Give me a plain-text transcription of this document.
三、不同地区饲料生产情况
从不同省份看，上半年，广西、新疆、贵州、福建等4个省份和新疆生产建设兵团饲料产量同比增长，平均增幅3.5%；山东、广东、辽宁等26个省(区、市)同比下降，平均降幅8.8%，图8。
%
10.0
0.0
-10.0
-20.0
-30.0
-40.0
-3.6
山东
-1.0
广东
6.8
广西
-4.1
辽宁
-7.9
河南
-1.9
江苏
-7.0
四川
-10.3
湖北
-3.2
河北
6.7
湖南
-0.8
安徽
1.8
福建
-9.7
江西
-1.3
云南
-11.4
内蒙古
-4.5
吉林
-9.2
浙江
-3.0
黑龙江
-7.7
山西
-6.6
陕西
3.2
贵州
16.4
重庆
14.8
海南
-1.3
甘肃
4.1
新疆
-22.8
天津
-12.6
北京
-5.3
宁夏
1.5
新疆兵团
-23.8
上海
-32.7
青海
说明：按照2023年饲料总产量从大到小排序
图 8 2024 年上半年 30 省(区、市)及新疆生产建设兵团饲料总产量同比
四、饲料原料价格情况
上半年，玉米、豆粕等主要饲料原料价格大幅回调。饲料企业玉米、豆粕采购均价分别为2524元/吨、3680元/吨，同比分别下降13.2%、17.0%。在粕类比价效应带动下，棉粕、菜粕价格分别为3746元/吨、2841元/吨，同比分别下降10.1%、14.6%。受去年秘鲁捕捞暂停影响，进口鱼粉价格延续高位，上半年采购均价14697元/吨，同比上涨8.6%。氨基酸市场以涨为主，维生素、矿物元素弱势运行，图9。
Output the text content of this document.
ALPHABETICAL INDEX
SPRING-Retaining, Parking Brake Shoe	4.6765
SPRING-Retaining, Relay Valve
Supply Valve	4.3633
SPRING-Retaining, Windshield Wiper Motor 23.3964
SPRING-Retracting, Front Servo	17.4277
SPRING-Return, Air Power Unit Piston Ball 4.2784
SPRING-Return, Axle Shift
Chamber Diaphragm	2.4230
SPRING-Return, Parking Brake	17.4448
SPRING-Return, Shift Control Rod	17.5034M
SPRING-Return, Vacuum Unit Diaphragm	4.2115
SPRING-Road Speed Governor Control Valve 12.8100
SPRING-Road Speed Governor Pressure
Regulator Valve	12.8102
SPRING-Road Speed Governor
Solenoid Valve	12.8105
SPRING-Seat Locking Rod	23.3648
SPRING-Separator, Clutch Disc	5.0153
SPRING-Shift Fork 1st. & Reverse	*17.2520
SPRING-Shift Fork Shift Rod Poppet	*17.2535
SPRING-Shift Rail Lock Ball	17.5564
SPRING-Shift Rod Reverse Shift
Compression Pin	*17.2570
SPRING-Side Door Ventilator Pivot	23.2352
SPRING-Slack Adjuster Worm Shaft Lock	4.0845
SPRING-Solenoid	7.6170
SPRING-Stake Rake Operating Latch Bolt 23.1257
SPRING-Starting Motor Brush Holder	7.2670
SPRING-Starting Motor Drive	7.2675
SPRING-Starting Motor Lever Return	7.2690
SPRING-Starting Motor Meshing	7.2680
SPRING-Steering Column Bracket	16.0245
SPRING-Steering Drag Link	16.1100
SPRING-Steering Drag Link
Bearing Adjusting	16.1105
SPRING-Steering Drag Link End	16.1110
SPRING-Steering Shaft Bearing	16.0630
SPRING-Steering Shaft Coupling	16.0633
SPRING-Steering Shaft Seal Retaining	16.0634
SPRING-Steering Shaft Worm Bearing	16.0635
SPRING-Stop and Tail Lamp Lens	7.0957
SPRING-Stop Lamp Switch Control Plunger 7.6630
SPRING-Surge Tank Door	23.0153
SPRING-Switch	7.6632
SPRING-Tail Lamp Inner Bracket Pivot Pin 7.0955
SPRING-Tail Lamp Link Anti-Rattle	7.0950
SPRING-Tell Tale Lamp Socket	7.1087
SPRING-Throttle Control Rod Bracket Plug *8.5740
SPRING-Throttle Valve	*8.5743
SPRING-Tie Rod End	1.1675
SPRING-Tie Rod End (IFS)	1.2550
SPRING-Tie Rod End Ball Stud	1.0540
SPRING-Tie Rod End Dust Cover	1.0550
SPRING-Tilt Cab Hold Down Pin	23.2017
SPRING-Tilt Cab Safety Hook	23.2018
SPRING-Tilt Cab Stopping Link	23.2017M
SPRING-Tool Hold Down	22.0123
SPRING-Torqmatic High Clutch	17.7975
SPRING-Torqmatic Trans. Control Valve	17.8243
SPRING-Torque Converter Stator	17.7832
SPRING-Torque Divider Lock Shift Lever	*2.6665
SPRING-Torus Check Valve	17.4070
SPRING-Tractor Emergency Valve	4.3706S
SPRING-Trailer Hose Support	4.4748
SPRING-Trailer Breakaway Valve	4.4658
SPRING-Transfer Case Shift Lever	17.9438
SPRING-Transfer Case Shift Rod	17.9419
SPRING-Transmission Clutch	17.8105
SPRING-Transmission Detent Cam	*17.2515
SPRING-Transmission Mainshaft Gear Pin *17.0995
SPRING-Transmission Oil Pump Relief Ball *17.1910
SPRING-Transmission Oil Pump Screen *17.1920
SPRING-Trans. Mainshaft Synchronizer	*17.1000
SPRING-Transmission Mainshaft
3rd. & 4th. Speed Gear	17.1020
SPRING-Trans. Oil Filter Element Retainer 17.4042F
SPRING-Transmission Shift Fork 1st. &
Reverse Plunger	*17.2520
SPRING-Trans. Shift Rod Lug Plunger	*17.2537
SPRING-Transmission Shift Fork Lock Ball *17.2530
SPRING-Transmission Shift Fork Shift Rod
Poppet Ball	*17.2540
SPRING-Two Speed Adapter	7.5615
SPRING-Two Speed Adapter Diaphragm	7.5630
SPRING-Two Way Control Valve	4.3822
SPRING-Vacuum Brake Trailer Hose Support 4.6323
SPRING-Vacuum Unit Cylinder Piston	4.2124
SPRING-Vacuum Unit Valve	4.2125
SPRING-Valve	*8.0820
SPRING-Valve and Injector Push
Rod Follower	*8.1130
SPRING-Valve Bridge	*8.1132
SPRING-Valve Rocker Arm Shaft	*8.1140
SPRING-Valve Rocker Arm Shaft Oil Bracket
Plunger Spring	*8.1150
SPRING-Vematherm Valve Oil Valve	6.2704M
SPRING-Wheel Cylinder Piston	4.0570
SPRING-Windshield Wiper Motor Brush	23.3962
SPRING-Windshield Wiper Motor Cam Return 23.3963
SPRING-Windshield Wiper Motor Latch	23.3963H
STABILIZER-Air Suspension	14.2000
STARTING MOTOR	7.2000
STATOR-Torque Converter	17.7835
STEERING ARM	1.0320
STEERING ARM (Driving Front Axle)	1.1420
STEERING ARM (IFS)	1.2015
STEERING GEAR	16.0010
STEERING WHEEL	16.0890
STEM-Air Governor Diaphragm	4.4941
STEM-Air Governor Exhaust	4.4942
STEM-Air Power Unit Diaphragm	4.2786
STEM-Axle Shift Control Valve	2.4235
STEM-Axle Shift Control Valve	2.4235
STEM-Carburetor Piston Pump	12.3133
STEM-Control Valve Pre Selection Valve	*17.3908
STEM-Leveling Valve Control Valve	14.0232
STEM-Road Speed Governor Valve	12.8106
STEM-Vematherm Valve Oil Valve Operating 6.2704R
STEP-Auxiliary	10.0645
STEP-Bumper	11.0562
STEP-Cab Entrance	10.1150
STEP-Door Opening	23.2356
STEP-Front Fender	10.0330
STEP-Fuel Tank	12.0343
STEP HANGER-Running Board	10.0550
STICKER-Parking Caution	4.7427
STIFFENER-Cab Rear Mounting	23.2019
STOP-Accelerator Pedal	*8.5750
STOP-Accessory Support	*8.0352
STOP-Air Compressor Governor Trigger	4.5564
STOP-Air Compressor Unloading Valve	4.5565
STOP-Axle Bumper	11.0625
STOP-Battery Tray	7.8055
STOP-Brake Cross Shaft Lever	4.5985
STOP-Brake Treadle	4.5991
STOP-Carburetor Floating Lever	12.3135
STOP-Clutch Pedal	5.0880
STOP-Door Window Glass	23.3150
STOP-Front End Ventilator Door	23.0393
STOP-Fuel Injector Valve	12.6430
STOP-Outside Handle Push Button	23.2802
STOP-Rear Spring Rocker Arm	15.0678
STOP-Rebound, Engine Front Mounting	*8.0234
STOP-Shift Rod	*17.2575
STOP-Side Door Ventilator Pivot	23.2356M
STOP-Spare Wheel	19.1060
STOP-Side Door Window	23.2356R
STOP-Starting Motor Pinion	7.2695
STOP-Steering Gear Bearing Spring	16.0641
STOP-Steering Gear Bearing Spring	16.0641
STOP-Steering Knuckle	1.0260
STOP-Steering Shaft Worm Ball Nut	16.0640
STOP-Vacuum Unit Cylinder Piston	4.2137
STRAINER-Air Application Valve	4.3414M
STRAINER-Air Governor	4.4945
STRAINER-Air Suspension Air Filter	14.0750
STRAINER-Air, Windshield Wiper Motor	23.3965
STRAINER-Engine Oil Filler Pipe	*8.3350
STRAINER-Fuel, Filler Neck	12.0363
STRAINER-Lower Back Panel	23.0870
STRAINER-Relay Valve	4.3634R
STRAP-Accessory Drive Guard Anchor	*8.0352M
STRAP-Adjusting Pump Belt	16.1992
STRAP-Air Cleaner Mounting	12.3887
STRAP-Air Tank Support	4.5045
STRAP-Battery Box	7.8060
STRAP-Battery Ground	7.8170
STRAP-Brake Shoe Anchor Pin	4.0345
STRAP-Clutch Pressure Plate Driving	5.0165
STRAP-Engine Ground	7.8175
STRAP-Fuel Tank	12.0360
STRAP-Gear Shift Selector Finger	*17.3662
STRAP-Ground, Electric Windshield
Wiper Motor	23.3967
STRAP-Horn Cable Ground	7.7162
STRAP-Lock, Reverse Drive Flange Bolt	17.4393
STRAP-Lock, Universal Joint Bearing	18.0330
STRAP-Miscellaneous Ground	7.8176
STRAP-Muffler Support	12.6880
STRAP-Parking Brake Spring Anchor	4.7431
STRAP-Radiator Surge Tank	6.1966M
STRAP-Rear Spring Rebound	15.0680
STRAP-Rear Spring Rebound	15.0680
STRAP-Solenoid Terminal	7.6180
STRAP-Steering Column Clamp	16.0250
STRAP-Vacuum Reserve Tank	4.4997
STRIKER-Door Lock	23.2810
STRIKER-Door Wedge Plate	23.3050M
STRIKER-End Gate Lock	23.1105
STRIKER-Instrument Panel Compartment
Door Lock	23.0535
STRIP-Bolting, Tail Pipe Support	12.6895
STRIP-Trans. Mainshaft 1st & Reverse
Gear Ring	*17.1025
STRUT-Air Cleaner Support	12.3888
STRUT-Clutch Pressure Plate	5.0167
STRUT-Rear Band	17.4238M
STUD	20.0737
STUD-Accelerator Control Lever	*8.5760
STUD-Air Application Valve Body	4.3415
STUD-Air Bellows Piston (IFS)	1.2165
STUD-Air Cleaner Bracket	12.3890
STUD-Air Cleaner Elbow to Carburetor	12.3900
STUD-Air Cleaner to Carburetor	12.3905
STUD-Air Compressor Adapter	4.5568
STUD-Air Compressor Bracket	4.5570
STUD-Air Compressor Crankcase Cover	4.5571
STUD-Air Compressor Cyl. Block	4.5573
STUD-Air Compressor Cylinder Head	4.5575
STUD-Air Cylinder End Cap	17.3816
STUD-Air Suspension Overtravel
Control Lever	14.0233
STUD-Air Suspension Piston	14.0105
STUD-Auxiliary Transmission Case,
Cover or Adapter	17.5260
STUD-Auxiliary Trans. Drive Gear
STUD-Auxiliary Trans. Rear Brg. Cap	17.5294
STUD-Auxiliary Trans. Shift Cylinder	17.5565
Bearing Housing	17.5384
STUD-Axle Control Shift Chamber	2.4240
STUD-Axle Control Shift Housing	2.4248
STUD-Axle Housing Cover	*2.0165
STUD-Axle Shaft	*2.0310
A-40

**Goal of the exercise**. Give the number of lines in the entries that hold the word "Plunger", and nothing else.

**Written reply**. 4